Skip the images and copy each record exactly as written.

(Stored data)
===============
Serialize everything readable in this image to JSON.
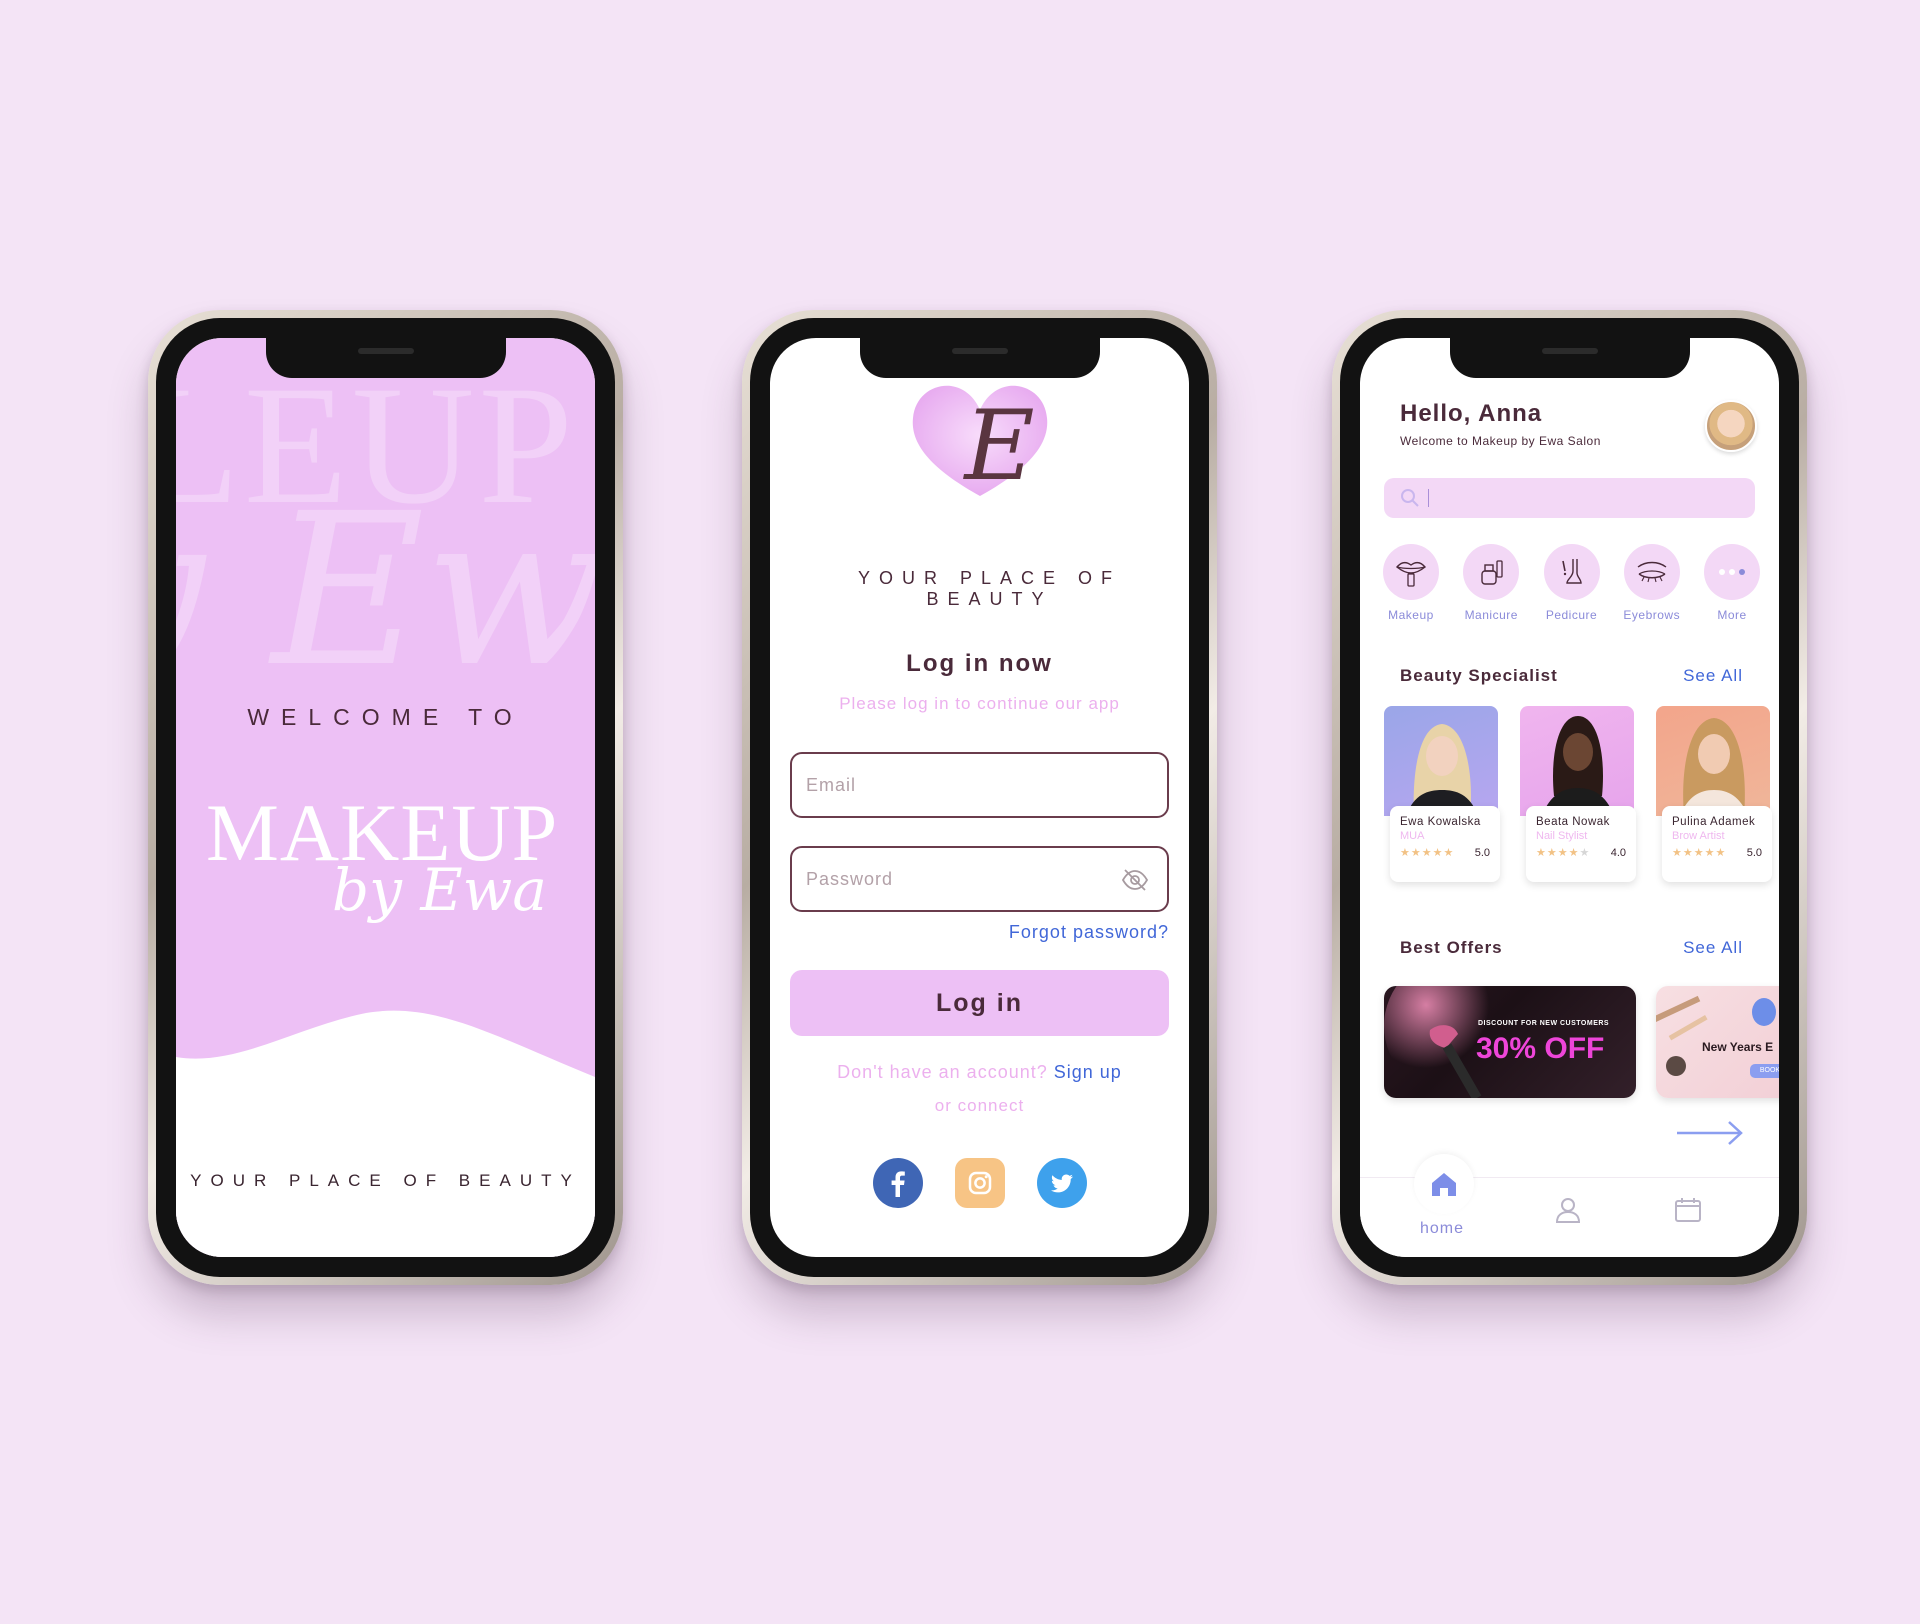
{
  "colors": {
    "background": "#f4e4f6",
    "brand_pink": "#edc0f5",
    "brand_dark": "#4a2a3a",
    "link_blue": "#4167d8",
    "accent_lavender": "#8b8bd9"
  },
  "splash": {
    "welcome": "WELCOME TO",
    "brand_main": "MAKEUP",
    "brand_script": "by Ewa",
    "tagline": "YOUR PLACE OF BEAUTY"
  },
  "login": {
    "logo_letter": "E",
    "tagline": "YOUR PLACE OF BEAUTY",
    "title": "Log in now",
    "subtitle": "Please log in to continue our app",
    "email_placeholder": "Email",
    "password_placeholder": "Password",
    "forgot": "Forgot password?",
    "button": "Log in",
    "no_account": "Don't have an account?",
    "sign_up": "Sign up",
    "or_connect": "or connect",
    "socials": [
      "facebook-icon",
      "instagram-icon",
      "twitter-icon"
    ]
  },
  "home": {
    "greeting": "Hello, Anna",
    "welcome_sub": "Welcome to Makeup by Ewa Salon",
    "search_placeholder": "",
    "categories": [
      {
        "label": "Makeup",
        "icon": "lips-icon"
      },
      {
        "label": "Manicure",
        "icon": "nail-polish-icon"
      },
      {
        "label": "Pedicure",
        "icon": "foot-icon"
      },
      {
        "label": "Eyebrows",
        "icon": "eye-lashes-icon"
      },
      {
        "label": "More",
        "icon": "more-dots-icon"
      }
    ],
    "specialists_title": "Beauty Specialist",
    "offers_title": "Best Offers",
    "see_all": "See All",
    "specialists": [
      {
        "name": "Ewa Kowalska",
        "role": "MUA",
        "rating": "5.0",
        "stars": 5
      },
      {
        "name": "Beata Nowak",
        "role": "Nail Stylist",
        "rating": "4.0",
        "stars": 4
      },
      {
        "name": "Pulina Adamek",
        "role": "Brow Artist",
        "rating": "5.0",
        "stars": 5
      }
    ],
    "offers": [
      {
        "kicker": "DISCOUNT FOR NEW CUSTOMERS",
        "headline": "30% OFF"
      },
      {
        "headline": "New Years E",
        "button": "BOOK"
      }
    ],
    "tabs": {
      "home": "home"
    }
  }
}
===============
Exercise solution:
Serialize everything readable in this image to JSON.
{
  "colors": {
    "background": "#f4e4f6",
    "brand_pink": "#edc0f5",
    "brand_dark": "#4a2a3a",
    "link_blue": "#4167d8",
    "accent_lavender": "#8b8bd9"
  },
  "splash": {
    "welcome": "WELCOME TO",
    "brand_main": "MAKEUP",
    "brand_script": "by Ewa",
    "tagline": "YOUR PLACE OF BEAUTY"
  },
  "login": {
    "logo_letter": "E",
    "tagline": "YOUR PLACE OF BEAUTY",
    "title": "Log in now",
    "subtitle": "Please log in to continue our app",
    "email_placeholder": "Email",
    "password_placeholder": "Password",
    "forgot": "Forgot password?",
    "button": "Log in",
    "no_account": "Don't have an account?",
    "sign_up": "Sign up",
    "or_connect": "or connect",
    "socials": [
      "facebook-icon",
      "instagram-icon",
      "twitter-icon"
    ]
  },
  "home": {
    "greeting": "Hello, Anna",
    "welcome_sub": "Welcome to Makeup by Ewa Salon",
    "search_placeholder": "",
    "categories": [
      {
        "label": "Makeup",
        "icon": "lips-icon"
      },
      {
        "label": "Manicure",
        "icon": "nail-polish-icon"
      },
      {
        "label": "Pedicure",
        "icon": "foot-icon"
      },
      {
        "label": "Eyebrows",
        "icon": "eye-lashes-icon"
      },
      {
        "label": "More",
        "icon": "more-dots-icon"
      }
    ],
    "specialists_title": "Beauty Specialist",
    "offers_title": "Best Offers",
    "see_all": "See All",
    "specialists": [
      {
        "name": "Ewa Kowalska",
        "role": "MUA",
        "rating": "5.0",
        "stars": 5
      },
      {
        "name": "Beata Nowak",
        "role": "Nail Stylist",
        "rating": "4.0",
        "stars": 4
      },
      {
        "name": "Pulina Adamek",
        "role": "Brow Artist",
        "rating": "5.0",
        "stars": 5
      }
    ],
    "offers": [
      {
        "kicker": "DISCOUNT FOR NEW CUSTOMERS",
        "headline": "30% OFF"
      },
      {
        "headline": "New Years E",
        "button": "BOOK"
      }
    ],
    "tabs": {
      "home": "home"
    }
  }
}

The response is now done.